___ SUPPLIED RECORDS ___

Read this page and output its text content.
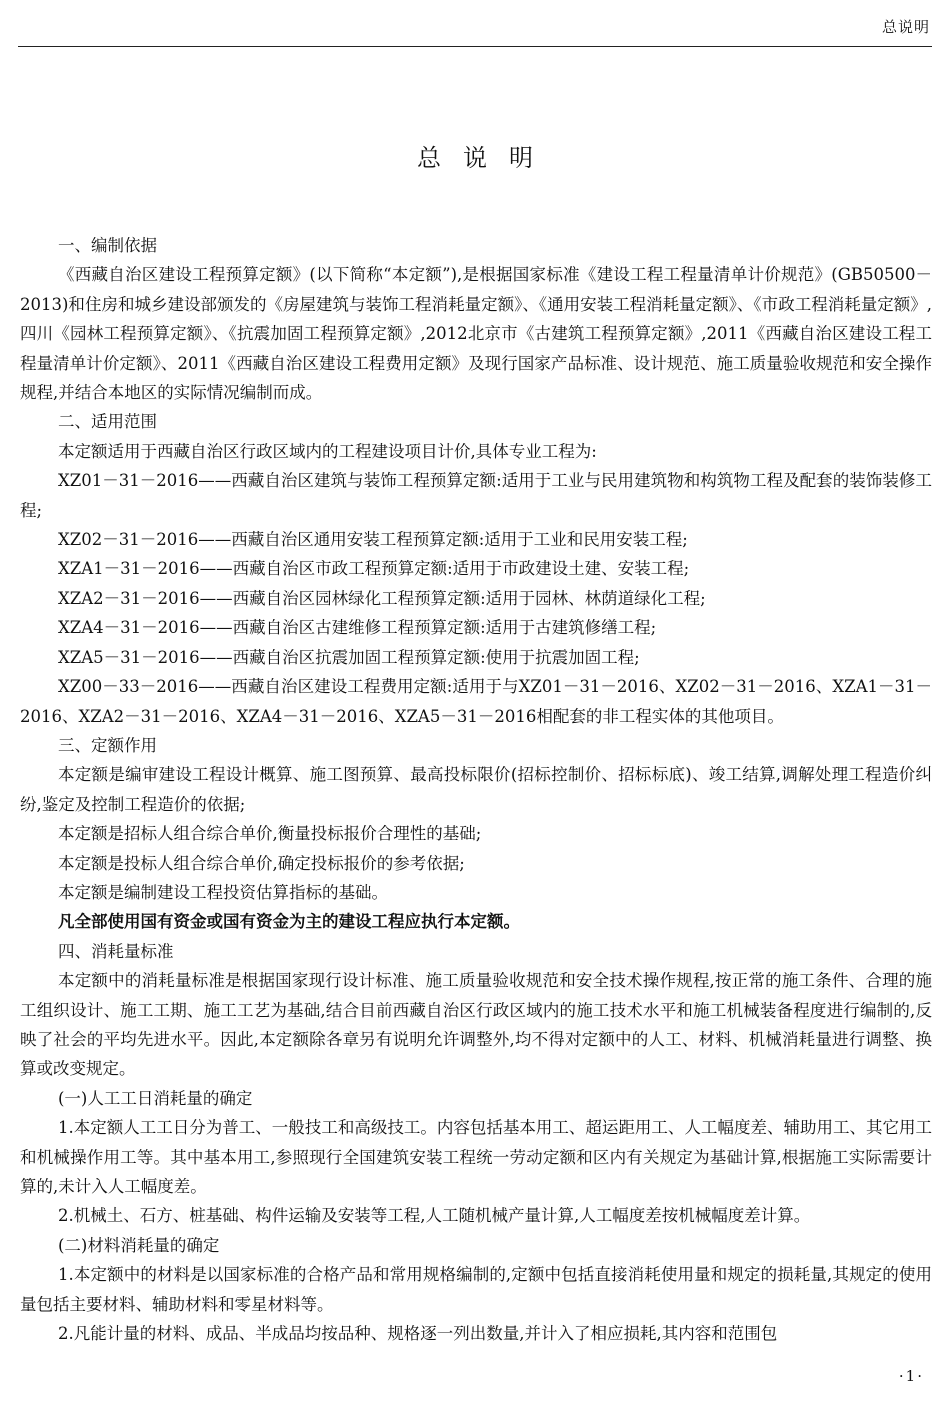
总说明
总说明

一、编制依据

《西藏自治区建设工程预算定额》(以下简称“本定额”),是根据国家标准《建设工程工程量清单计价规范》(GB50500－2013)和住房和城乡建设部颁发的《房屋建筑与装饰工程消耗量定额》、《通用安装工程消耗量定额》、《市政工程消耗量定额》,四川《园林工程预算定额》、《抗震加固工程预算定额》,2012北京市《古建筑工程预算定额》,2011《西藏自治区建设工程工程量清单计价定额》、2011《西藏自治区建设工程费用定额》及现行国家产品标准、设计规范、施工质量验收规范和安全操作规程,并结合本地区的实际情况编制而成。

二、适用范围

本定额适用于西藏自治区行政区域内的工程建设项目计价,具体专业工程为:

XZ01－31－2016——西藏自治区建筑与装饰工程预算定额:适用于工业与民用建筑物和构筑物工程及配套的装饰装修工程;

XZ02－31－2016——西藏自治区通用安装工程预算定额:适用于工业和民用安装工程;

XZA1－31－2016——西藏自治区市政工程预算定额:适用于市政建设土建、安装工程;

XZA2－31－2016——西藏自治区园林绿化工程预算定额:适用于园林、林荫道绿化工程;

XZA4－31－2016——西藏自治区古建维修工程预算定额:适用于古建筑修缮工程;

XZA5－31－2016——西藏自治区抗震加固工程预算定额:使用于抗震加固工程;

XZ00－33－2016——西藏自治区建设工程费用定额:适用于与XZ01－31－2016、XZ02－31－2016、XZA1－31－2016、XZA2－31－2016、XZA4－31－2016、XZA5－31－2016相配套的非工程实体的其他项目。

三、定额作用

本定额是编审建设工程设计概算、施工图预算、最高投标限价(招标控制价、招标标底)、竣工结算,调解处理工程造价纠纷,鉴定及控制工程造价的依据;

本定额是招标人组合综合单价,衡量投标报价合理性的基础;

本定额是投标人组合综合单价,确定投标报价的参考依据;

本定额是编制建设工程投资估算指标的基础。

凡全部使用国有资金或国有资金为主的建设工程应执行本定额。

四、消耗量标准

本定额中的消耗量标准是根据国家现行设计标准、施工质量验收规范和安全技术操作规程,按正常的施工条件、合理的施工组织设计、施工工期、施工工艺为基础,结合目前西藏自治区行政区域内的施工技术水平和施工机械装备程度进行编制的,反映了社会的平均先进水平。因此,本定额除各章另有说明允许调整外,均不得对定额中的人工、材料、机械消耗量进行调整、换算或改变规定。

(一)人工工日消耗量的确定

1.本定额人工工日分为普工、一般技工和高级技工。内容包括基本用工、超运距用工、人工幅度差、辅助用工、其它用工和机械操作用工等。其中基本用工,参照现行全国建筑安装工程统一劳动定额和区内有关规定为基础计算,根据施工实际需要计算的,未计入人工幅度差。

2.机械土、石方、桩基础、构件运输及安装等工程,人工随机械产量计算,人工幅度差按机械幅度差计算。

(二)材料消耗量的确定

1.本定额中的材料是以国家标准的合格产品和常用规格编制的,定额中包括直接消耗使用量和规定的损耗量,其规定的使用量包括主要材料、辅助材料和零星材料等。

2.凡能计量的材料、成品、半成品均按品种、规格逐一列出数量,并计入了相应损耗,其内容和范围包

·1·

___

◆ **REQUIREMENTS**: Print each line of the material above exactly, with the pictures removed from your copy.

◆ **RESULT**:
Read this page and output its text content.
总说明
总说明

一、编制依据

《西藏自治区建设工程预算定额》(以下简称“本定额”),是根据国家标准《建设工程工程量清单计价规范》(GB50500－2013)和住房和城乡建设部颁发的《房屋建筑与装饰工程消耗量定额》、《通用安装工程消耗量定额》、《市政工程消耗量定额》,四川《园林工程预算定额》、《抗震加固工程预算定额》,2012北京市《古建筑工程预算定额》,2011《西藏自治区建设工程工程量清单计价定额》、2011《西藏自治区建设工程费用定额》及现行国家产品标准、设计规范、施工质量验收规范和安全操作规程,并结合本地区的实际情况编制而成。

二、适用范围

本定额适用于西藏自治区行政区域内的工程建设项目计价,具体专业工程为:

XZ01－31－2016——西藏自治区建筑与装饰工程预算定额:适用于工业与民用建筑物和构筑物工程及配套的装饰装修工程;

XZ02－31－2016——西藏自治区通用安装工程预算定额:适用于工业和民用安装工程;

XZA1－31－2016——西藏自治区市政工程预算定额:适用于市政建设土建、安装工程;

XZA2－31－2016——西藏自治区园林绿化工程预算定额:适用于园林、林荫道绿化工程;

XZA4－31－2016——西藏自治区古建维修工程预算定额:适用于古建筑修缮工程;

XZA5－31－2016——西藏自治区抗震加固工程预算定额:使用于抗震加固工程;

XZ00－33－2016——西藏自治区建设工程费用定额:适用于与XZ01－31－2016、XZ02－31－2016、XZA1－31－2016、XZA2－31－2016、XZA4－31－2016、XZA5－31－2016相配套的非工程实体的其他项目。

三、定额作用

本定额是编审建设工程设计概算、施工图预算、最高投标限价(招标控制价、招标标底)、竣工结算,调解处理工程造价纠纷,鉴定及控制工程造价的依据;

本定额是招标人组合综合单价,衡量投标报价合理性的基础;

本定额是投标人组合综合单价,确定投标报价的参考依据;

本定额是编制建设工程投资估算指标的基础。

凡全部使用国有资金或国有资金为主的建设工程应执行本定额。

四、消耗量标准

本定额中的消耗量标准是根据国家现行设计标准、施工质量验收规范和安全技术操作规程,按正常的施工条件、合理的施工组织设计、施工工期、施工工艺为基础,结合目前西藏自治区行政区域内的施工技术水平和施工机械装备程度进行编制的,反映了社会的平均先进水平。因此,本定额除各章另有说明允许调整外,均不得对定额中的人工、材料、机械消耗量进行调整、换算或改变规定。

(一)人工工日消耗量的确定

1.本定额人工工日分为普工、一般技工和高级技工。内容包括基本用工、超运距用工、人工幅度差、辅助用工、其它用工和机械操作用工等。其中基本用工,参照现行全国建筑安装工程统一劳动定额和区内有关规定为基础计算,根据施工实际需要计算的,未计入人工幅度差。

2.机械土、石方、桩基础、构件运输及安装等工程,人工随机械产量计算,人工幅度差按机械幅度差计算。

(二)材料消耗量的确定

1.本定额中的材料是以国家标准的合格产品和常用规格编制的,定额中包括直接消耗使用量和规定的损耗量,其规定的使用量包括主要材料、辅助材料和零星材料等。

2.凡能计量的材料、成品、半成品均按品种、规格逐一列出数量,并计入了相应损耗,其内容和范围包

·1·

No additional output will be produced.